* [What is asked] Keep the wording of each record exactly the same when you repeat it, and leave out pictures.

------------------------------------------------------------------------

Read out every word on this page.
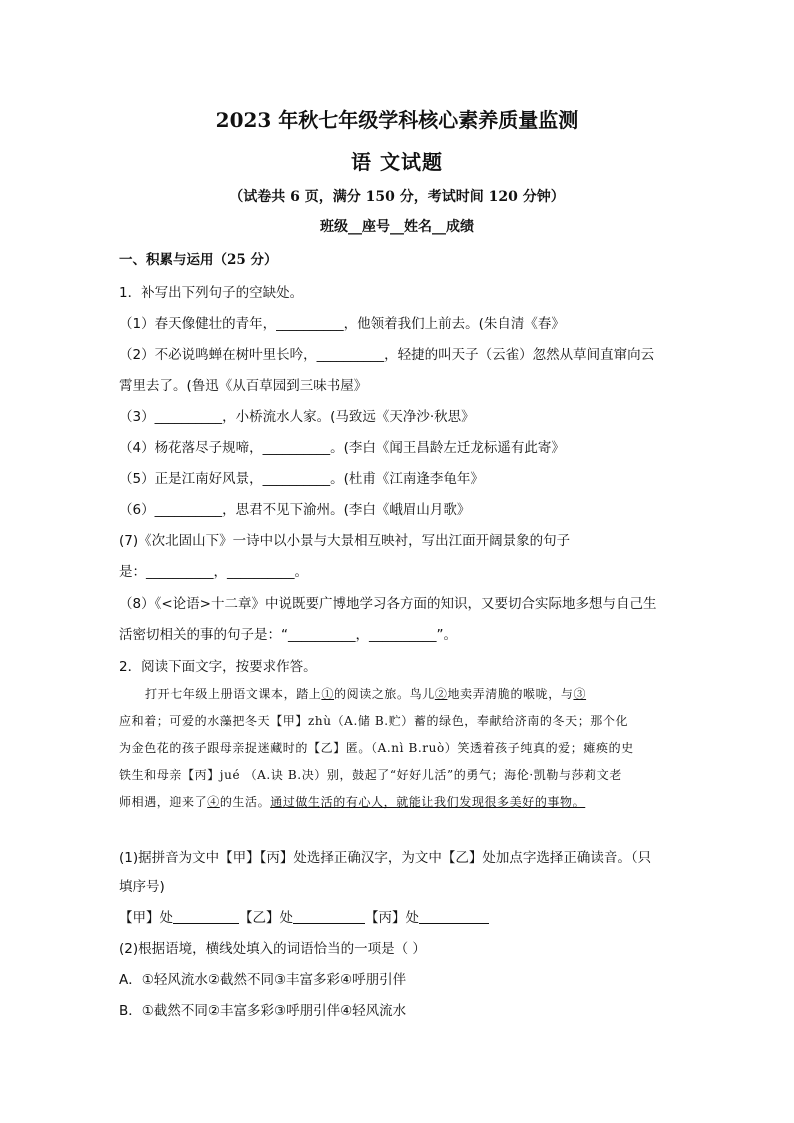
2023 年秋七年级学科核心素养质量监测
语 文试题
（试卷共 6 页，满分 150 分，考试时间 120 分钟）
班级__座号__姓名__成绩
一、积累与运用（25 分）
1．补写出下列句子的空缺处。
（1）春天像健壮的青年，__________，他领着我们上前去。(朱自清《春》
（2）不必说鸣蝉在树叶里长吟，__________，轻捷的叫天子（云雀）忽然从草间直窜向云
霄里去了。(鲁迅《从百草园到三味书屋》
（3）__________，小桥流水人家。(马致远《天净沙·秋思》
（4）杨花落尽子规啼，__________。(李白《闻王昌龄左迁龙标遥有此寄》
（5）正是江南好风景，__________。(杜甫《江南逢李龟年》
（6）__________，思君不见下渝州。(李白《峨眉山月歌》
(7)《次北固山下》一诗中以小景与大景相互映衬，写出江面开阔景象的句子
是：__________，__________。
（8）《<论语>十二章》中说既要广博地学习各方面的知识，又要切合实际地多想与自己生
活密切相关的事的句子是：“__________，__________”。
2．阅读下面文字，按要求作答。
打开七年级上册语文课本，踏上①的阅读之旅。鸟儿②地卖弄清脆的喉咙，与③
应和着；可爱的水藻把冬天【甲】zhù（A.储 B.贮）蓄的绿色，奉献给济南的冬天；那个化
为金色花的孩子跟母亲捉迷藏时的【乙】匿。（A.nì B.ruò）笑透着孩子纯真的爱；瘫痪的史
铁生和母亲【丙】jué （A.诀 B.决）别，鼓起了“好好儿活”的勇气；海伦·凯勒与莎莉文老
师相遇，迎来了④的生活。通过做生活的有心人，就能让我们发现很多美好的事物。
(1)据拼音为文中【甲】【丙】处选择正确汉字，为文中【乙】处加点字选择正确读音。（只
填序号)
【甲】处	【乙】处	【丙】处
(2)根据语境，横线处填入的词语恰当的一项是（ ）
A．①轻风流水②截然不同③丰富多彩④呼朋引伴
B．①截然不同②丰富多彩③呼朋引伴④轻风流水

------------------------------------------------------------------------

* [Correct response]
Read out every word on this page.
2023 年秋七年级学科核心素养质量监测
语 文试题
（试卷共 6 页，满分 150 分，考试时间 120 分钟）
班级__座号__姓名__成绩
一、积累与运用（25 分）
1．补写出下列句子的空缺处。
（1）春天像健壮的青年，__________，他领着我们上前去。(朱自清《春》
（2）不必说鸣蝉在树叶里长吟，__________，轻捷的叫天子（云雀）忽然从草间直窜向云
霄里去了。(鲁迅《从百草园到三味书屋》
（3）__________，小桥流水人家。(马致远《天净沙·秋思》
（4）杨花落尽子规啼，__________。(李白《闻王昌龄左迁龙标遥有此寄》
（5）正是江南好风景，__________。(杜甫《江南逢李龟年》
（6）__________，思君不见下渝州。(李白《峨眉山月歌》
(7)《次北固山下》一诗中以小景与大景相互映衬，写出江面开阔景象的句子
是：__________，__________。
（8）《<论语>十二章》中说既要广博地学习各方面的知识，又要切合实际地多想与自己生
活密切相关的事的句子是：“__________，__________”。
2．阅读下面文字，按要求作答。
打开七年级上册语文课本，踏上①的阅读之旅。鸟儿②地卖弄清脆的喉咙，与③
应和着；可爱的水藻把冬天【甲】zhù（A.储 B.贮）蓄的绿色，奉献给济南的冬天；那个化
为金色花的孩子跟母亲捉迷藏时的【乙】匿。（A.nì B.ruò）笑透着孩子纯真的爱；瘫痪的史
铁生和母亲【丙】jué （A.诀 B.决）别，鼓起了“好好儿活”的勇气；海伦·凯勒与莎莉文老
师相遇，迎来了④的生活。通过做生活的有心人，就能让我们发现很多美好的事物。
(1)据拼音为文中【甲】【丙】处选择正确汉字，为文中【乙】处加点字选择正确读音。（只
填序号)
【甲】处	【乙】处	【丙】处
(2)根据语境，横线处填入的词语恰当的一项是（ ）
A．①轻风流水②截然不同③丰富多彩④呼朋引伴
B．①截然不同②丰富多彩③呼朋引伴④轻风流水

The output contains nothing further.